Records provided
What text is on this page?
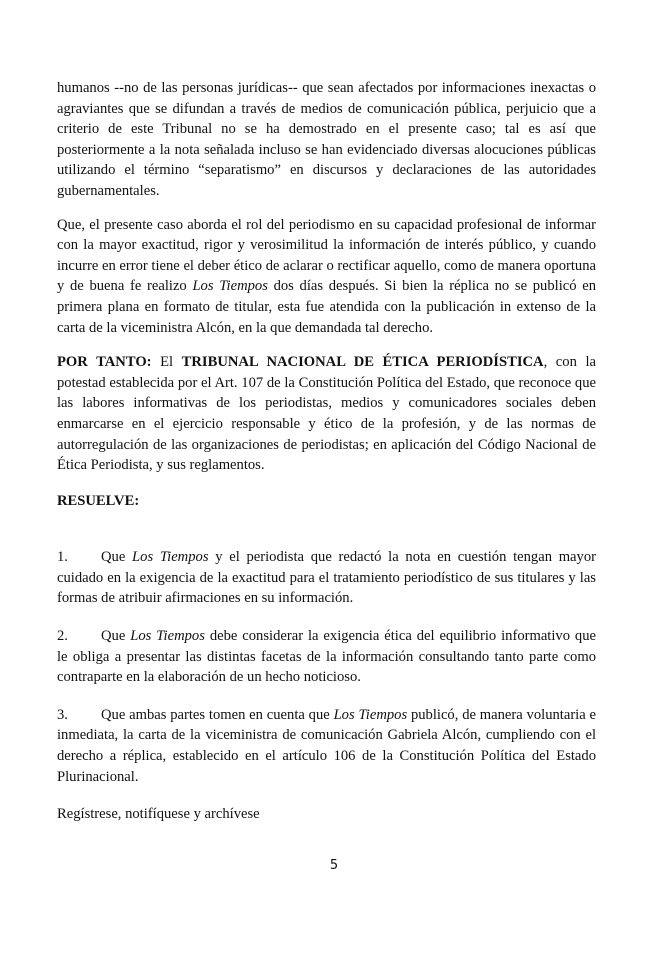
humanos --no de las personas jurídicas-- que sean afectados por informaciones inexactas o agraviantes que se difundan a través de medios de comunicación pública, perjuicio que a criterio de este Tribunal no se ha demostrado en el presente caso; tal es así que posteriormente a la nota señalada incluso se han evidenciado diversas alocuciones públicas utilizando el término “separatismo” en discursos y declaraciones de las autoridades gubernamentales.

Que, el presente caso aborda el rol del periodismo en su capacidad profesional de informar con la mayor exactitud, rigor y verosimilitud la información de interés público, y cuando incurre en error tiene el deber ético de aclarar o rectificar aquello, como de manera oportuna y de buena fe realizo Los Tiempos dos días después. Si bien la réplica no se publicó en primera plana en formato de titular, esta fue atendida con la publicación in extenso de la carta de la viceministra Alcón, en la que demandada tal derecho.

POR TANTO: El TRIBUNAL NACIONAL DE ÉTICA PERIODÍSTICA, con la potestad establecida por el Art. 107 de la Constitución Política del Estado, que reconoce que las labores informativas de los periodistas, medios y comunicadores sociales deben enmarcarse en el ejercicio responsable y ético de la profesión, y de las normas de autorregulación de las organizaciones de periodistas; en aplicación del Código Nacional de Ética Periodista, y sus reglamentos.

RESUELVE:

1. Que Los Tiempos y el periodista que redactó la nota en cuestión tengan mayor cuidado en la exigencia de la exactitud para el tratamiento periodístico de sus titulares y las formas de atribuir afirmaciones en su información.

2. Que Los Tiempos debe considerar la exigencia ética del equilibrio informativo que le obliga a presentar las distintas facetas de la información consultando tanto parte como contraparte en la elaboración de un hecho noticioso.

3. Que ambas partes tomen en cuenta que Los Tiempos publicó, de manera voluntaria e inmediata, la carta de la viceministra de comunicación Gabriela Alcón, cumpliendo con el derecho a réplica, establecido en el artículo 106 de la Constitución Política del Estado Plurinacional.

Regístrese, notifíquese y archívese

5
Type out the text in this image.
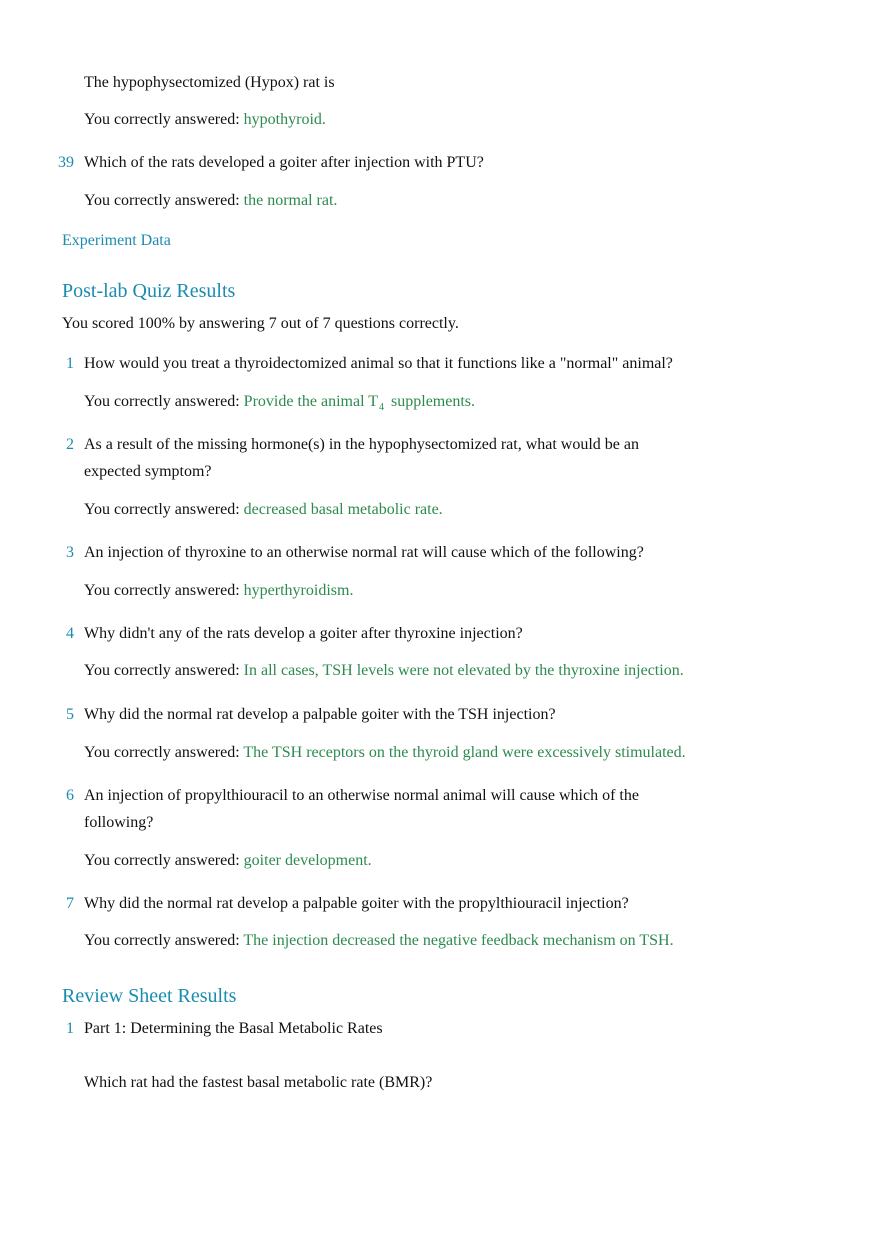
The hypophysectomized (Hypox) rat is
You correctly answered: hypothyroid.
39 Which of the rats developed a goiter after injection with PTU?
You correctly answered: the normal rat.
Experiment Data
Post-lab Quiz Results
You scored 100% by answering 7 out of 7 questions correctly.
1 How would you treat a thyroidectomized animal so that it functions like a "normal" animal?
You correctly answered: Provide the animal $T_4$ supplements.
2 As a result of the missing hormone(s) in the hypophysectomized rat, what would be an
expected symptom?
You correctly answered: decreased basal metabolic rate.
3 An injection of thyroxine to an otherwise normal rat will cause which of the following?
You correctly answered: hyperthyroidism.
4 Why didn't any of the rats develop a goiter after thyroxine injection?
You correctly answered: In all cases, TSH levels were not elevated by the thyroxine injection.
5 Why did the normal rat develop a palpable goiter with the TSH injection?
You correctly answered: The TSH receptors on the thyroid gland were excessively stimulated.
6 An injection of propylthiouracil to an otherwise normal animal will cause which of the
following?
You correctly answered: goiter development.
7 Why did the normal rat develop a palpable goiter with the propylthiouracil injection?
You correctly answered: The injection decreased the negative feedback mechanism on TSH.
Review Sheet Results
1 Part 1: Determining the Basal Metabolic Rates
Which rat had the fastest basal metabolic rate (BMR)?
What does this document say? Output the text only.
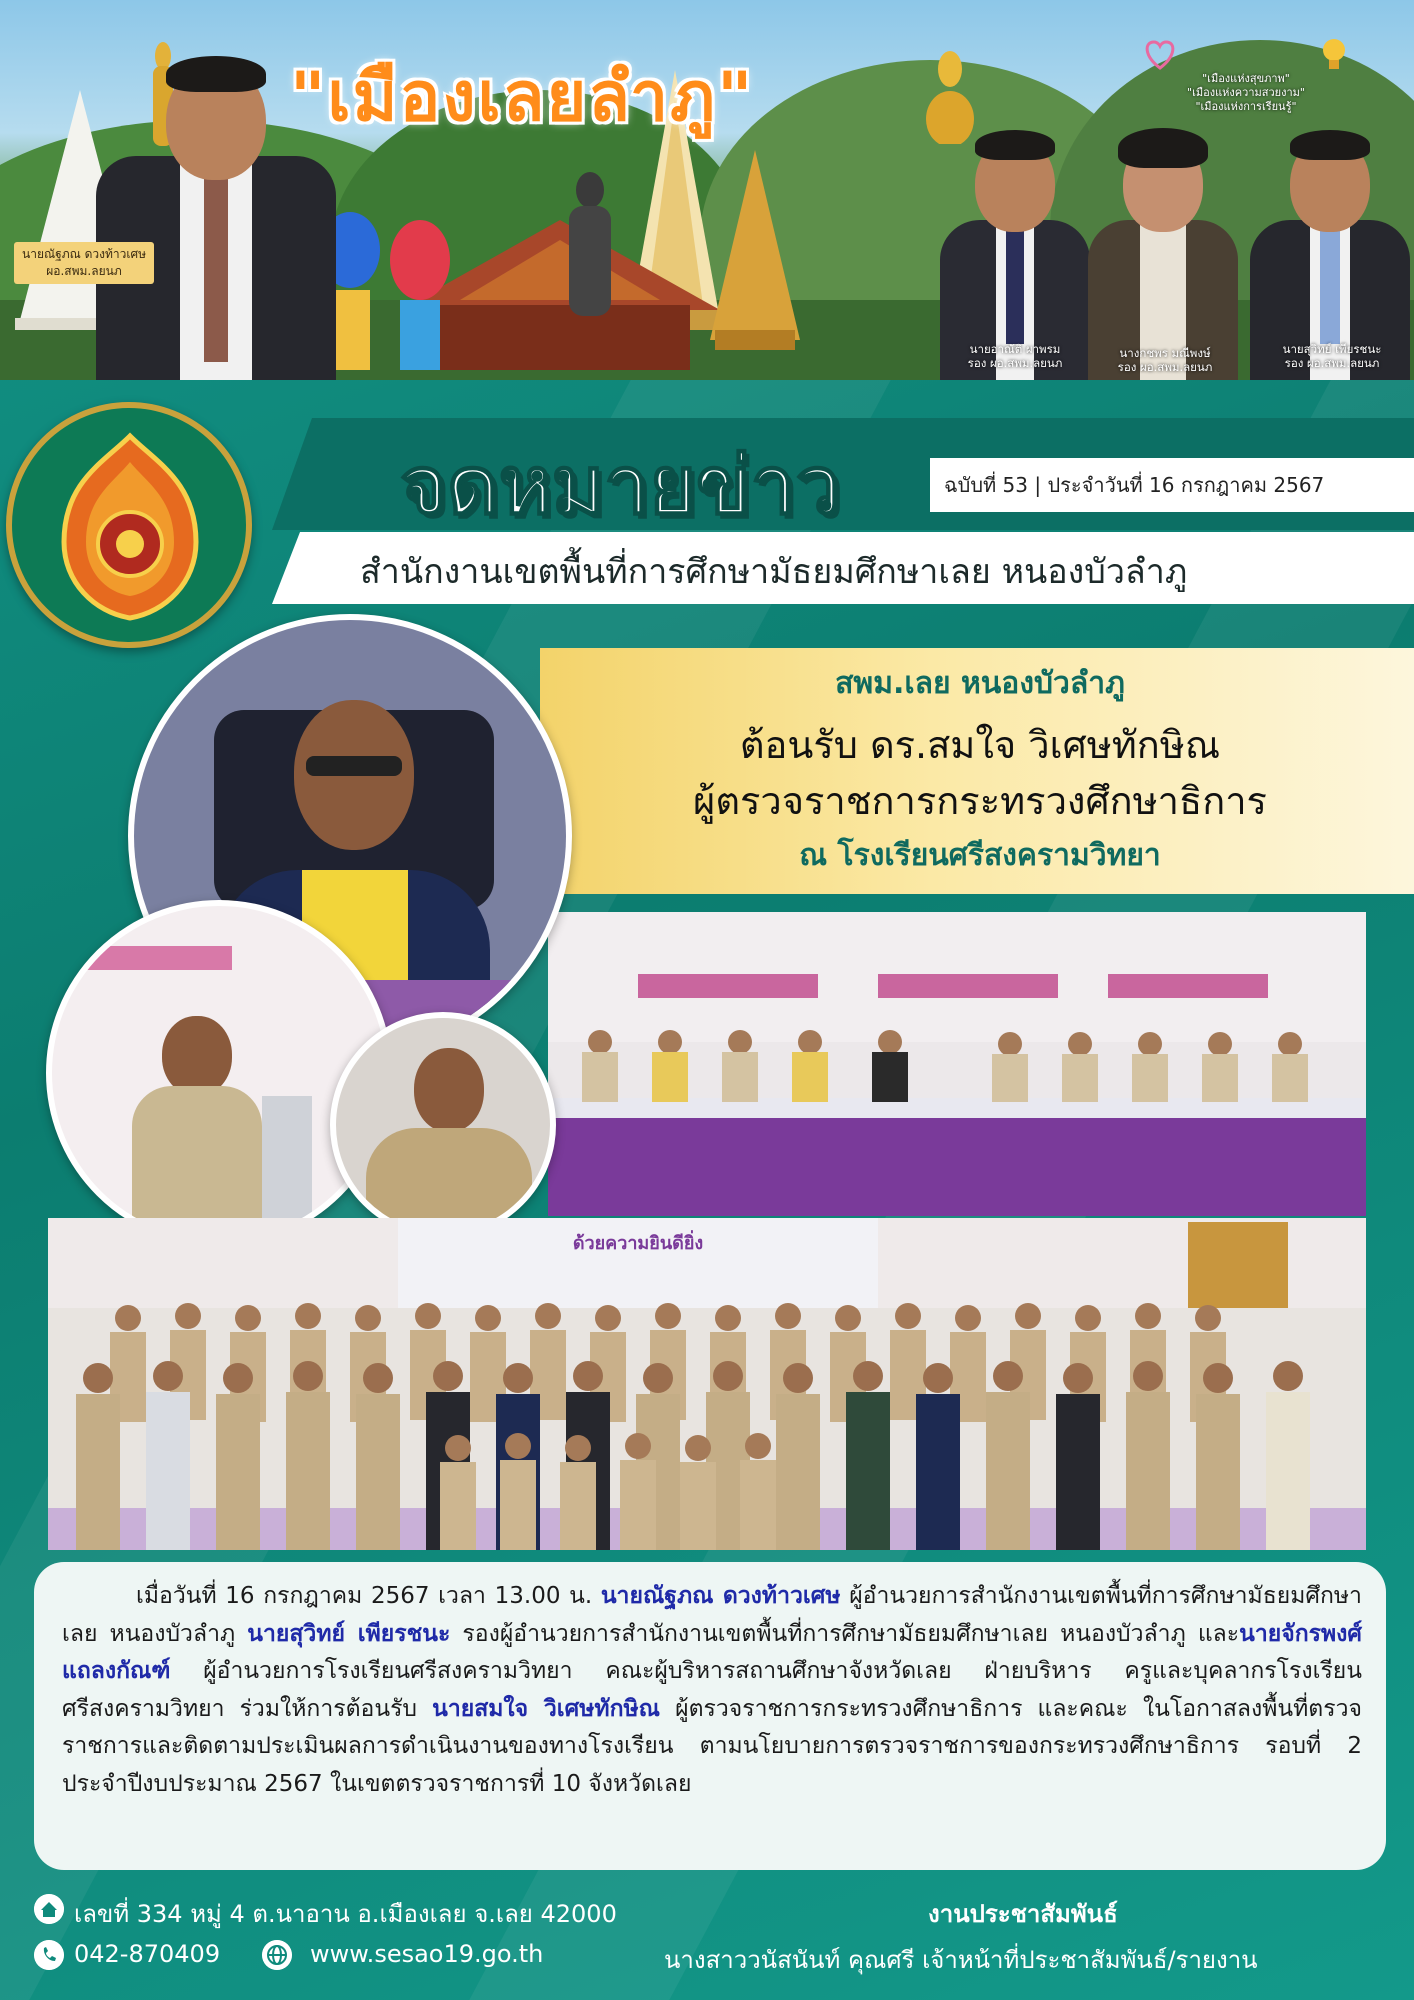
"เมืองเลยลำภู"
นายณัฐภณ ดวงท้าวเศษ
ผอ.สพม.ลยนภ
"เมืองแห่งสุขภาพ"
"เมืองแห่งความสวยงาม"
"เมืองแห่งการเรียนรู้"
นายอาณัติ ผาพรม
รอง ผอ.สพม.ลยนภ
นางกชพร มณีพงษ์
รอง ผอ.สพม.ลยนภ
นายสุวิทย์ เพียรชนะ
รอง ผอ.สพม.ลยนภ
จดหมายข่าว	ฉบับที่ 53 | ประจำวันที่ 16 กรกฎาคม 2567
สำนักงานเขตพื้นที่การศึกษามัธยมศึกษาเลย หนองบัวลำภู
สพม.เลย หนองบัวลำภู
ต้อนรับ ดร.สมใจ วิเศษทักษิณ
ผู้ตรวจราชการกระทรวงศึกษาธิการ
ณ โรงเรียนศรีสงครามวิทยา
ด้วยความยินดียิ่ง
เมื่อวันที่ 16 กรกฎาคม 2567 เวลา 13.00 น. นายณัฐภณ ดวงท้าวเศษ ผู้อำนวยการสำนักงานเขตพื้นที่การศึกษามัธยมศึกษาเลย หนองบัวลำภู นายสุวิทย์ เพียรชนะ รองผู้อำนวยการสำนักงานเขตพื้นที่การศึกษามัธยมศึกษาเลย หนองบัวลำภู และนายจักรพงศ์ แถลงกัณฑ์ ผู้อำนวยการโรงเรียนศรีสงครามวิทยา คณะผู้บริหารสถานศึกษาจังหวัดเลย ฝ่ายบริหาร ครูและบุคลากรโรงเรียนศรีสงครามวิทยา ร่วมให้การต้อนรับ นายสมใจ วิเศษทักษิณ ผู้ตรวจราชการกระทรวงศึกษาธิการ และคณะ ในโอกาสลงพื้นที่ตรวจราชการและติดตามประเมินผลการดำเนินงานของทางโรงเรียน ตามนโยบายการตรวจราชการของกระทรวงศึกษาธิการ รอบที่ 2 ประจำปีงบประมาณ 2567 ในเขตตรวจราชการที่ 10 จังหวัดเลย
เลขที่ 334 หมู่ 4 ต.นาอาน อ.เมืองเลย จ.เลย 42000
042-870409	www.sesao19.go.th
งานประชาสัมพันธ์
นางสาววนัสนันท์ คุณศรี เจ้าหน้าที่ประชาสัมพันธ์/รายงาน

Given problem
Quote each line of the listing exactly, but leave the pictures out.

Expected output
What text is on this page?
humanos --no de las personas jurídicas-- que sean afectados por informaciones inexactas o agraviantes que se difundan a través de medios de comunicación pública, perjuicio que a criterio de este Tribunal no se ha demostrado en el presente caso; tal es así que posteriormente a la nota señalada incluso se han evidenciado diversas alocuciones públicas utilizando el término “separatismo” en discursos y declaraciones de las autoridades gubernamentales.

Que, el presente caso aborda el rol del periodismo en su capacidad profesional de informar con la mayor exactitud, rigor y verosimilitud la información de interés público, y cuando incurre en error tiene el deber ético de aclarar o rectificar aquello, como de manera oportuna y de buena fe realizo Los Tiempos dos días después. Si bien la réplica no se publicó en primera plana en formato de titular, esta fue atendida con la publicación in extenso de la carta de la viceministra Alcón, en la que demandada tal derecho.

POR TANTO: El TRIBUNAL NACIONAL DE ÉTICA PERIODÍSTICA, con la potestad establecida por el Art. 107 de la Constitución Política del Estado, que reconoce que las labores informativas de los periodistas, medios y comunicadores sociales deben enmarcarse en el ejercicio responsable y ético de la profesión, y de las normas de autorregulación de las organizaciones de periodistas; en aplicación del Código Nacional de Ética Periodista, y sus reglamentos.

RESUELVE:

1. Que Los Tiempos y el periodista que redactó la nota en cuestión tengan mayor cuidado en la exigencia de la exactitud para el tratamiento periodístico de sus titulares y las formas de atribuir afirmaciones en su información.

2. Que Los Tiempos debe considerar la exigencia ética del equilibrio informativo que le obliga a presentar las distintas facetas de la información consultando tanto parte como contraparte en la elaboración de un hecho noticioso.

3. Que ambas partes tomen en cuenta que Los Tiempos publicó, de manera voluntaria e inmediata, la carta de la viceministra de comunicación Gabriela Alcón, cumpliendo con el derecho a réplica, establecido en el artículo 106 de la Constitución Política del Estado Plurinacional.

Regístrese, notifíquese y archívese

5
Type out the text in this image.
The hypophysectomized (Hypox) rat is
You correctly answered: hypothyroid.
39 Which of the rats developed a goiter after injection with PTU?
You correctly answered: the normal rat.
Experiment Data
Post-lab Quiz Results
You scored 100% by answering 7 out of 7 questions correctly.
1 How would you treat a thyroidectomized animal so that it functions like a "normal" animal?
You correctly answered: Provide the animal $T_4$ supplements.
2 As a result of the missing hormone(s) in the hypophysectomized rat, what would be an
expected symptom?
You correctly answered: decreased basal metabolic rate.
3 An injection of thyroxine to an otherwise normal rat will cause which of the following?
You correctly answered: hyperthyroidism.
4 Why didn't any of the rats develop a goiter after thyroxine injection?
You correctly answered: In all cases, TSH levels were not elevated by the thyroxine injection.
5 Why did the normal rat develop a palpable goiter with the TSH injection?
You correctly answered: The TSH receptors on the thyroid gland were excessively stimulated.
6 An injection of propylthiouracil to an otherwise normal animal will cause which of the
following?
You correctly answered: goiter development.
7 Why did the normal rat develop a palpable goiter with the propylthiouracil injection?
You correctly answered: The injection decreased the negative feedback mechanism on TSH.
Review Sheet Results
1 Part 1: Determining the Basal Metabolic Rates
Which rat had the fastest basal metabolic rate (BMR)?
What does this document say? Output the text only.
"เมืองเลยลำภู"
นายณัฐภณ ดวงท้าวเศษ
ผอ.สพม.ลยนภ
"เมืองแห่งสุขภาพ"
"เมืองแห่งความสวยงาม"
"เมืองแห่งการเรียนรู้"
นายอาณัติ ผาพรม
รอง ผอ.สพม.ลยนภ
นางกชพร มณีพงษ์
รอง ผอ.สพม.ลยนภ
นายสุวิทย์ เพียรชนะ
รอง ผอ.สพม.ลยนภ
จดหมายข่าว	ฉบับที่ 53 | ประจำวันที่ 16 กรกฎาคม 2567
สำนักงานเขตพื้นที่การศึกษามัธยมศึกษาเลย หนองบัวลำภู
สพม.เลย หนองบัวลำภู
ต้อนรับ ดร.สมใจ วิเศษทักษิณ
ผู้ตรวจราชการกระทรวงศึกษาธิการ
ณ โรงเรียนศรีสงครามวิทยา
ด้วยความยินดียิ่ง
เมื่อวันที่ 16 กรกฎาคม 2567 เวลา 13.00 น. นายณัฐภณ ดวงท้าวเศษ ผู้อำนวยการสำนักงานเขตพื้นที่การศึกษามัธยมศึกษาเลย หนองบัวลำภู นายสุวิทย์ เพียรชนะ รองผู้อำนวยการสำนักงานเขตพื้นที่การศึกษามัธยมศึกษาเลย หนองบัวลำภู และนายจักรพงศ์ แถลงกัณฑ์ ผู้อำนวยการโรงเรียนศรีสงครามวิทยา คณะผู้บริหารสถานศึกษาจังหวัดเลย ฝ่ายบริหาร ครูและบุคลากรโรงเรียนศรีสงครามวิทยา ร่วมให้การต้อนรับ นายสมใจ วิเศษทักษิณ ผู้ตรวจราชการกระทรวงศึกษาธิการ และคณะ ในโอกาสลงพื้นที่ตรวจราชการและติดตามประเมินผลการดำเนินงานของทางโรงเรียน ตามนโยบายการตรวจราชการของกระทรวงศึกษาธิการ รอบที่ 2 ประจำปีงบประมาณ 2567 ในเขตตรวจราชการที่ 10 จังหวัดเลย
เลขที่ 334 หมู่ 4 ต.นาอาน อ.เมืองเลย จ.เลย 42000
042-870409	www.sesao19.go.th
งานประชาสัมพันธ์
นางสาววนัสนันท์ คุณศรี เจ้าหน้าที่ประชาสัมพันธ์/รายงาน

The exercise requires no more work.